**What is required:** Please set down the data again exactly, minus the pictures.
[Input data — start]
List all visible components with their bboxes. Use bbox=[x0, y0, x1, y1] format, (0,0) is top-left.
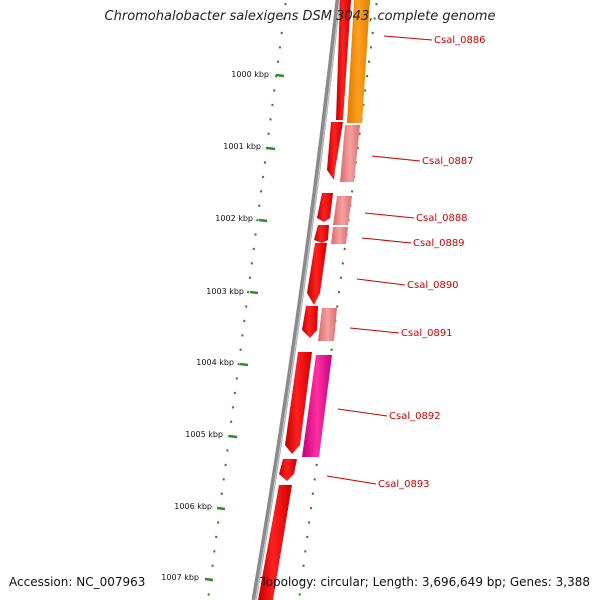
leader-line bbox=[349, 327, 400, 334]
kbp-tick bbox=[275, 73, 285, 78]
cds-arrow bbox=[285, 352, 312, 454]
backbone-line bbox=[251, 0, 341, 600]
leader-line bbox=[326, 475, 377, 485]
outer-feature-track bbox=[302, 0, 370, 457]
backbone-highlight bbox=[254, 0, 341, 600]
gene-label: Csal_0886 bbox=[434, 35, 486, 46]
accession-text: Accession: NC_007963 bbox=[9, 575, 146, 589]
cds-block bbox=[340, 125, 360, 182]
label-leaders bbox=[326, 35, 433, 485]
tick-track-left bbox=[207, 2, 287, 596]
kbp-tick bbox=[266, 146, 276, 151]
kbp-tick bbox=[204, 577, 214, 582]
leader-line bbox=[337, 408, 388, 417]
cds-block bbox=[318, 308, 337, 341]
kbp-label: 1001 kbp bbox=[223, 142, 261, 151]
gene-label: Csal_0891 bbox=[401, 328, 453, 339]
leader-line bbox=[356, 278, 406, 286]
cds-arrow bbox=[302, 306, 318, 338]
kbp-label: 1007 kbp bbox=[161, 573, 199, 582]
kbp-labels: 1000 kbp 1001 kbp 1002 kbp 1003 kbp 1004… bbox=[161, 70, 269, 582]
genome-summary-text: Topology: circular; Length: 3,696,649 bp… bbox=[260, 575, 590, 589]
kbp-ticks bbox=[204, 73, 285, 582]
kbp-label: 1002 kbp bbox=[215, 214, 253, 223]
cds-block bbox=[333, 196, 352, 225]
cds-arrow bbox=[327, 122, 343, 180]
kbp-label: 1003 kbp bbox=[206, 287, 244, 296]
gene-label: Csal_0888 bbox=[416, 213, 468, 224]
gene-label: Csal_0887 bbox=[422, 156, 474, 167]
cds-arrow bbox=[307, 243, 327, 305]
leader-line bbox=[361, 237, 412, 244]
kbp-label: 1000 kbp bbox=[231, 70, 269, 79]
kbp-tick bbox=[216, 506, 226, 511]
cds-block bbox=[331, 227, 348, 244]
cds-arrow bbox=[314, 225, 329, 243]
kbp-tick bbox=[249, 290, 259, 295]
cds-arrow bbox=[279, 459, 297, 481]
gene-label: Csal_0889 bbox=[413, 238, 465, 249]
cds-block bbox=[302, 355, 332, 457]
leader-line bbox=[364, 212, 415, 219]
kbp-tick bbox=[258, 218, 268, 223]
inner-feature-track bbox=[258, 0, 351, 600]
gene-label: Csal_0892 bbox=[389, 411, 441, 422]
map-title: Chromohalobacter salexigens DSM 3043, co… bbox=[104, 9, 496, 24]
gene-label: Csal_0893 bbox=[378, 479, 430, 490]
gene-labels: Csal_0886 Csal_0887 Csal_0888 Csal_0889 … bbox=[378, 35, 486, 490]
cds-arrow bbox=[258, 485, 292, 600]
kbp-label: 1006 kbp bbox=[174, 502, 212, 511]
cds-arrow bbox=[336, 0, 351, 120]
gene-label: Csal_0890 bbox=[407, 280, 459, 291]
leader-line bbox=[371, 155, 421, 162]
kbp-label: 1004 kbp bbox=[196, 358, 234, 367]
kbp-tick bbox=[228, 434, 238, 439]
cds-block bbox=[347, 0, 370, 123]
leader-line bbox=[383, 35, 433, 41]
kbp-label: 1005 kbp bbox=[185, 430, 223, 439]
cds-arrow bbox=[317, 193, 333, 222]
kbp-tick bbox=[239, 362, 249, 367]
[Input data — finish]
**Result:**
List all visible components with their bboxes. Use bbox=[x0, y0, x1, y1] format, (0,0) is top-left.
leader-line bbox=[349, 327, 400, 334]
kbp-tick bbox=[275, 73, 285, 78]
cds-arrow bbox=[285, 352, 312, 454]
backbone-line bbox=[251, 0, 341, 600]
leader-line bbox=[326, 475, 377, 485]
outer-feature-track bbox=[302, 0, 370, 457]
backbone-highlight bbox=[254, 0, 341, 600]
gene-label: Csal_0886 bbox=[434, 35, 486, 46]
accession-text: Accession: NC_007963 bbox=[9, 575, 146, 589]
cds-block bbox=[340, 125, 360, 182]
label-leaders bbox=[326, 35, 433, 485]
tick-track-left bbox=[207, 2, 287, 596]
kbp-tick bbox=[266, 146, 276, 151]
kbp-tick bbox=[204, 577, 214, 582]
leader-line bbox=[337, 408, 388, 417]
cds-block bbox=[318, 308, 337, 341]
kbp-label: 1001 kbp bbox=[223, 142, 261, 151]
gene-label: Csal_0891 bbox=[401, 328, 453, 339]
leader-line bbox=[356, 278, 406, 286]
cds-arrow bbox=[302, 306, 318, 338]
kbp-label: 1007 kbp bbox=[161, 573, 199, 582]
kbp-labels: 1000 kbp 1001 kbp 1002 kbp 1003 kbp 1004… bbox=[161, 70, 269, 582]
genome-summary-text: Topology: circular; Length: 3,696,649 bp… bbox=[260, 575, 590, 589]
kbp-ticks bbox=[204, 73, 285, 582]
kbp-label: 1002 kbp bbox=[215, 214, 253, 223]
cds-block bbox=[333, 196, 352, 225]
cds-arrow bbox=[327, 122, 343, 180]
kbp-label: 1003 kbp bbox=[206, 287, 244, 296]
gene-label: Csal_0888 bbox=[416, 213, 468, 224]
gene-label: Csal_0887 bbox=[422, 156, 474, 167]
cds-arrow bbox=[307, 243, 327, 305]
leader-line bbox=[361, 237, 412, 244]
kbp-label: 1000 kbp bbox=[231, 70, 269, 79]
kbp-tick bbox=[216, 506, 226, 511]
cds-block bbox=[331, 227, 348, 244]
cds-arrow bbox=[314, 225, 329, 243]
kbp-tick bbox=[249, 290, 259, 295]
cds-arrow bbox=[279, 459, 297, 481]
gene-label: Csal_0889 bbox=[413, 238, 465, 249]
cds-block bbox=[302, 355, 332, 457]
leader-line bbox=[364, 212, 415, 219]
kbp-tick bbox=[258, 218, 268, 223]
inner-feature-track bbox=[258, 0, 351, 600]
gene-label: Csal_0892 bbox=[389, 411, 441, 422]
map-title: Chromohalobacter salexigens DSM 3043, co… bbox=[104, 9, 496, 24]
gene-label: Csal_0893 bbox=[378, 479, 430, 490]
gene-labels: Csal_0886 Csal_0887 Csal_0888 Csal_0889 … bbox=[378, 35, 486, 490]
cds-arrow bbox=[258, 485, 292, 600]
kbp-label: 1006 kbp bbox=[174, 502, 212, 511]
cds-arrow bbox=[336, 0, 351, 120]
gene-label: Csal_0890 bbox=[407, 280, 459, 291]
leader-line bbox=[371, 155, 421, 162]
kbp-label: 1004 kbp bbox=[196, 358, 234, 367]
kbp-tick bbox=[228, 434, 238, 439]
cds-block bbox=[347, 0, 370, 123]
leader-line bbox=[383, 35, 433, 41]
kbp-label: 1005 kbp bbox=[185, 430, 223, 439]
cds-arrow bbox=[317, 193, 333, 222]
kbp-tick bbox=[239, 362, 249, 367]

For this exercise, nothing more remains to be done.